#### What the exercise asks:
Write out every line of the material as it stands, apart from the pictures.

#### Data shown:
BEGIN

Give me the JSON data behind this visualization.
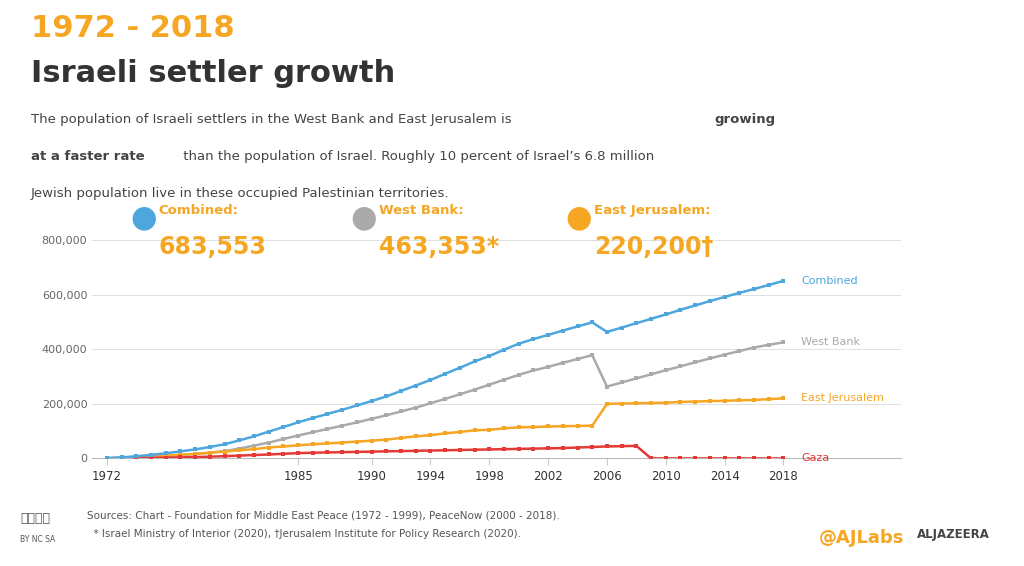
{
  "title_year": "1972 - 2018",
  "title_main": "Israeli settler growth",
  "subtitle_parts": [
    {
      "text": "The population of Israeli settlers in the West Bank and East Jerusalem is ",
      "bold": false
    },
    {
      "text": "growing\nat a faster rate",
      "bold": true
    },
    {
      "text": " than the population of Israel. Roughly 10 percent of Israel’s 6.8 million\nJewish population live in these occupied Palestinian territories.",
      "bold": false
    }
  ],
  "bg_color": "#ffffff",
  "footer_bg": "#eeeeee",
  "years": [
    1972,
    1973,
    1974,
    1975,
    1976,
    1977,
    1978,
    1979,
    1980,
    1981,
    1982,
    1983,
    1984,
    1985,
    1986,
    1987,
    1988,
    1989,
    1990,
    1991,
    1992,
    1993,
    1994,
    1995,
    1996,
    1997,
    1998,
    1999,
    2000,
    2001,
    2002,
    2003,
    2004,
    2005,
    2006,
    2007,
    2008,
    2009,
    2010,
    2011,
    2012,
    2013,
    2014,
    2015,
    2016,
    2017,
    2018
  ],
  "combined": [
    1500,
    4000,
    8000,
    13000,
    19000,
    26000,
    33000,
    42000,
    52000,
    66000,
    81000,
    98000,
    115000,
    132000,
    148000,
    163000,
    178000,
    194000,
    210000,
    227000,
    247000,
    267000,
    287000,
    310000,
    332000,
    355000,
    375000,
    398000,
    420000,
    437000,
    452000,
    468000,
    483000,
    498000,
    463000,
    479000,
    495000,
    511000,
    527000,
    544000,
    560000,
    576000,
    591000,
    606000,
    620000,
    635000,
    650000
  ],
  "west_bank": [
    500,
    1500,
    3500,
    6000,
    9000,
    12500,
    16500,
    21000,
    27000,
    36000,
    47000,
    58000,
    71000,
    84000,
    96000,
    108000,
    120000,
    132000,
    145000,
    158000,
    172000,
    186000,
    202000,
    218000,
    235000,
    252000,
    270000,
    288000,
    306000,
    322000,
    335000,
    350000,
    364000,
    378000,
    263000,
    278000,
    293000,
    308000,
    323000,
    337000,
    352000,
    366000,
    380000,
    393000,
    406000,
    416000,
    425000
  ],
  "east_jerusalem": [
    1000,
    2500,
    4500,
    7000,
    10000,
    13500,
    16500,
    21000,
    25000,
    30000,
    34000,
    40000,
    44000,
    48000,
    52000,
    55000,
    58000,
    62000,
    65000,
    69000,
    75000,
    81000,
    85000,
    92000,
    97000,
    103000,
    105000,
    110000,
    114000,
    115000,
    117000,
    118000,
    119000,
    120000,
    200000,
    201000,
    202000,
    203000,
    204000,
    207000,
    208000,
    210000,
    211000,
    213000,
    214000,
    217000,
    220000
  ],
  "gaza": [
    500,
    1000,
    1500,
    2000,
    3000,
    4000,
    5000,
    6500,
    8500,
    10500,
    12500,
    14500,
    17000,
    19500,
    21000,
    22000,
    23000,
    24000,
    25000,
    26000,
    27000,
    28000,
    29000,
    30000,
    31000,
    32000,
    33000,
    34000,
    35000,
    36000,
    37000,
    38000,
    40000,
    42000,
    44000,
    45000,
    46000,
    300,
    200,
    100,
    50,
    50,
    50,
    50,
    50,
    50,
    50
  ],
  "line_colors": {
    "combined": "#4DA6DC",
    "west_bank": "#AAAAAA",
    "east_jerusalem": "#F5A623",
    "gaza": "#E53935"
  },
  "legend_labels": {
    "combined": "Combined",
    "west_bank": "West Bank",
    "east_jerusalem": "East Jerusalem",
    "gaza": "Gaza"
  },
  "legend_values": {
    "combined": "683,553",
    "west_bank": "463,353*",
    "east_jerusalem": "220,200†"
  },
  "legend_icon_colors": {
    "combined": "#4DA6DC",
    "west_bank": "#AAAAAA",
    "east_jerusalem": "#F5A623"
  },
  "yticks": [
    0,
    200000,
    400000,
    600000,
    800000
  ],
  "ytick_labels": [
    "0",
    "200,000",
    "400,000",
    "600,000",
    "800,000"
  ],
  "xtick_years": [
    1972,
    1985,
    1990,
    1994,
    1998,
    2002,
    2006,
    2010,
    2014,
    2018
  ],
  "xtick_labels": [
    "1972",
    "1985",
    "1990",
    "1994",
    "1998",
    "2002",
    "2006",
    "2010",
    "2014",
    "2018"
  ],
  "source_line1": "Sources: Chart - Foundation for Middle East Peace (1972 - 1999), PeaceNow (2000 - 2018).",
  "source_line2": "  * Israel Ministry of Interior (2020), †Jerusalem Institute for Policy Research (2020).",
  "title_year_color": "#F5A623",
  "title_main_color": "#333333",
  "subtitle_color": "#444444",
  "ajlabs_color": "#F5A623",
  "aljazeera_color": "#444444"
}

END

#### Task result:
Give me the JSON data behind this visualization.
{
  "title_year": "1972 - 2018",
  "title_main": "Israeli settler growth",
  "subtitle_parts": [
    {
      "text": "The population of Israeli settlers in the West Bank and East Jerusalem is ",
      "bold": false
    },
    {
      "text": "growing\nat a faster rate",
      "bold": true
    },
    {
      "text": " than the population of Israel. Roughly 10 percent of Israel’s 6.8 million\nJewish population live in these occupied Palestinian territories.",
      "bold": false
    }
  ],
  "bg_color": "#ffffff",
  "footer_bg": "#eeeeee",
  "years": [
    1972,
    1973,
    1974,
    1975,
    1976,
    1977,
    1978,
    1979,
    1980,
    1981,
    1982,
    1983,
    1984,
    1985,
    1986,
    1987,
    1988,
    1989,
    1990,
    1991,
    1992,
    1993,
    1994,
    1995,
    1996,
    1997,
    1998,
    1999,
    2000,
    2001,
    2002,
    2003,
    2004,
    2005,
    2006,
    2007,
    2008,
    2009,
    2010,
    2011,
    2012,
    2013,
    2014,
    2015,
    2016,
    2017,
    2018
  ],
  "combined": [
    1500,
    4000,
    8000,
    13000,
    19000,
    26000,
    33000,
    42000,
    52000,
    66000,
    81000,
    98000,
    115000,
    132000,
    148000,
    163000,
    178000,
    194000,
    210000,
    227000,
    247000,
    267000,
    287000,
    310000,
    332000,
    355000,
    375000,
    398000,
    420000,
    437000,
    452000,
    468000,
    483000,
    498000,
    463000,
    479000,
    495000,
    511000,
    527000,
    544000,
    560000,
    576000,
    591000,
    606000,
    620000,
    635000,
    650000
  ],
  "west_bank": [
    500,
    1500,
    3500,
    6000,
    9000,
    12500,
    16500,
    21000,
    27000,
    36000,
    47000,
    58000,
    71000,
    84000,
    96000,
    108000,
    120000,
    132000,
    145000,
    158000,
    172000,
    186000,
    202000,
    218000,
    235000,
    252000,
    270000,
    288000,
    306000,
    322000,
    335000,
    350000,
    364000,
    378000,
    263000,
    278000,
    293000,
    308000,
    323000,
    337000,
    352000,
    366000,
    380000,
    393000,
    406000,
    416000,
    425000
  ],
  "east_jerusalem": [
    1000,
    2500,
    4500,
    7000,
    10000,
    13500,
    16500,
    21000,
    25000,
    30000,
    34000,
    40000,
    44000,
    48000,
    52000,
    55000,
    58000,
    62000,
    65000,
    69000,
    75000,
    81000,
    85000,
    92000,
    97000,
    103000,
    105000,
    110000,
    114000,
    115000,
    117000,
    118000,
    119000,
    120000,
    200000,
    201000,
    202000,
    203000,
    204000,
    207000,
    208000,
    210000,
    211000,
    213000,
    214000,
    217000,
    220000
  ],
  "gaza": [
    500,
    1000,
    1500,
    2000,
    3000,
    4000,
    5000,
    6500,
    8500,
    10500,
    12500,
    14500,
    17000,
    19500,
    21000,
    22000,
    23000,
    24000,
    25000,
    26000,
    27000,
    28000,
    29000,
    30000,
    31000,
    32000,
    33000,
    34000,
    35000,
    36000,
    37000,
    38000,
    40000,
    42000,
    44000,
    45000,
    46000,
    300,
    200,
    100,
    50,
    50,
    50,
    50,
    50,
    50,
    50
  ],
  "line_colors": {
    "combined": "#4DA6DC",
    "west_bank": "#AAAAAA",
    "east_jerusalem": "#F5A623",
    "gaza": "#E53935"
  },
  "legend_labels": {
    "combined": "Combined",
    "west_bank": "West Bank",
    "east_jerusalem": "East Jerusalem",
    "gaza": "Gaza"
  },
  "legend_values": {
    "combined": "683,553",
    "west_bank": "463,353*",
    "east_jerusalem": "220,200†"
  },
  "legend_icon_colors": {
    "combined": "#4DA6DC",
    "west_bank": "#AAAAAA",
    "east_jerusalem": "#F5A623"
  },
  "yticks": [
    0,
    200000,
    400000,
    600000,
    800000
  ],
  "ytick_labels": [
    "0",
    "200,000",
    "400,000",
    "600,000",
    "800,000"
  ],
  "xtick_years": [
    1972,
    1985,
    1990,
    1994,
    1998,
    2002,
    2006,
    2010,
    2014,
    2018
  ],
  "xtick_labels": [
    "1972",
    "1985",
    "1990",
    "1994",
    "1998",
    "2002",
    "2006",
    "2010",
    "2014",
    "2018"
  ],
  "source_line1": "Sources: Chart - Foundation for Middle East Peace (1972 - 1999), PeaceNow (2000 - 2018).",
  "source_line2": "  * Israel Ministry of Interior (2020), †Jerusalem Institute for Policy Research (2020).",
  "title_year_color": "#F5A623",
  "title_main_color": "#333333",
  "subtitle_color": "#444444",
  "ajlabs_color": "#F5A623",
  "aljazeera_color": "#444444"
}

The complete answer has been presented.